══ Data provided

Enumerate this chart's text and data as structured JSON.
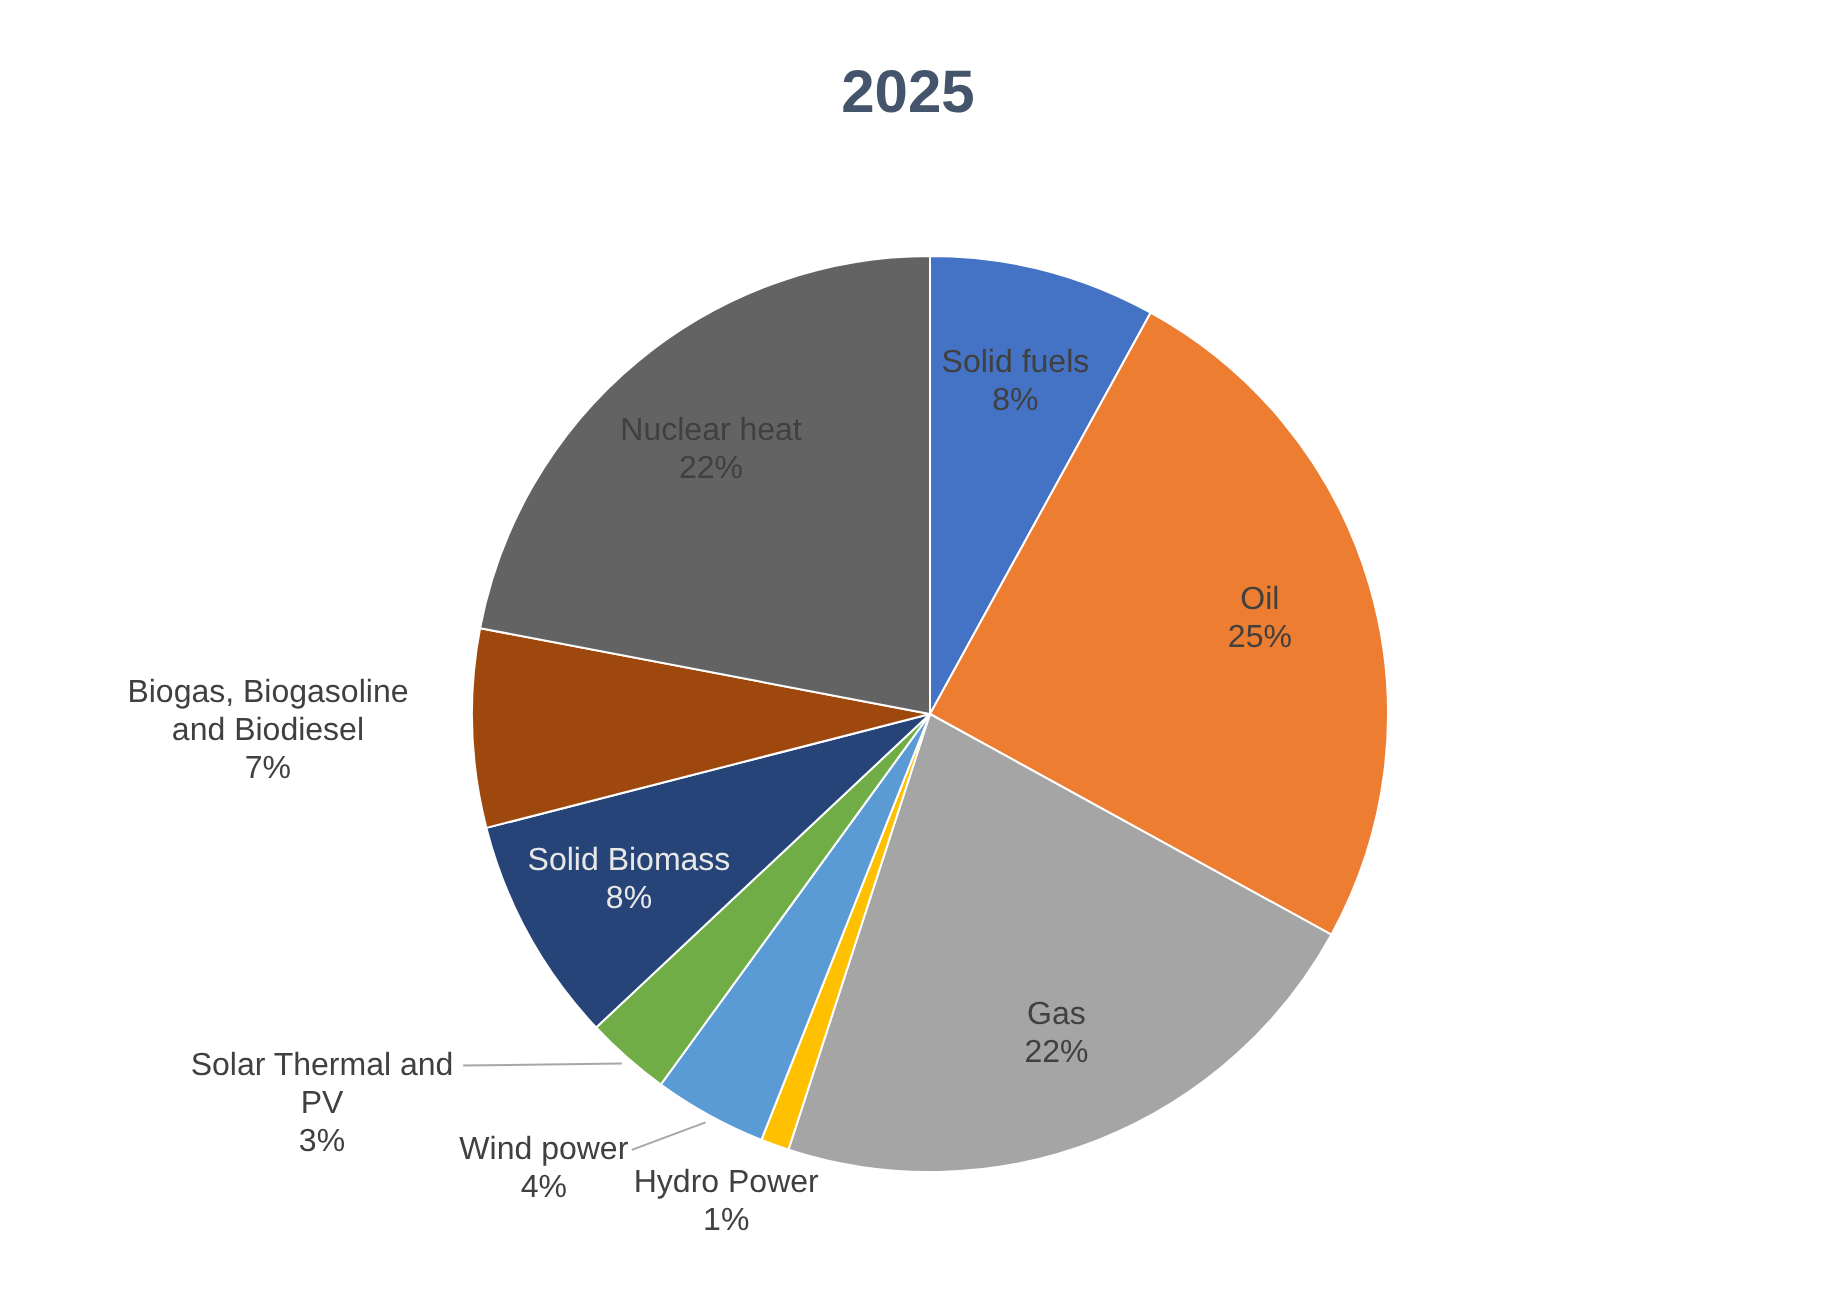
{
  "chart_data": {
    "type": "pie",
    "title": "2025",
    "categories": [
      "Solid fuels",
      "Oil",
      "Gas",
      "Hydro Power",
      "Wind power",
      "Solar Thermal and PV",
      "Solid Biomass",
      "Biogas, Biogasoline and Biodiesel",
      "Nuclear heat"
    ],
    "values": [
      8,
      25,
      22,
      1,
      4,
      3,
      8,
      7,
      22
    ],
    "value_labels": [
      "8%",
      "25%",
      "22%",
      "1%",
      "4%",
      "3%",
      "8%",
      "7%",
      "22%"
    ],
    "colors": [
      "#4472c4",
      "#ed7d31",
      "#a5a5a5",
      "#ffc000",
      "#5b9bd5",
      "#70ad47",
      "#264478",
      "#9e480e",
      "#636363"
    ]
  }
}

════

§ Short task: Copy each line in full and exactly, omitting any picture.

§ Exercise answer:
Enumerate this chart's text and data as structured JSON.
{
  "chart_data": {
    "type": "pie",
    "title": "2025",
    "categories": [
      "Solid fuels",
      "Oil",
      "Gas",
      "Hydro Power",
      "Wind power",
      "Solar Thermal and PV",
      "Solid Biomass",
      "Biogas, Biogasoline and Biodiesel",
      "Nuclear heat"
    ],
    "values": [
      8,
      25,
      22,
      1,
      4,
      3,
      8,
      7,
      22
    ],
    "value_labels": [
      "8%",
      "25%",
      "22%",
      "1%",
      "4%",
      "3%",
      "8%",
      "7%",
      "22%"
    ],
    "colors": [
      "#4472c4",
      "#ed7d31",
      "#a5a5a5",
      "#ffc000",
      "#5b9bd5",
      "#70ad47",
      "#264478",
      "#9e480e",
      "#636363"
    ]
  }
}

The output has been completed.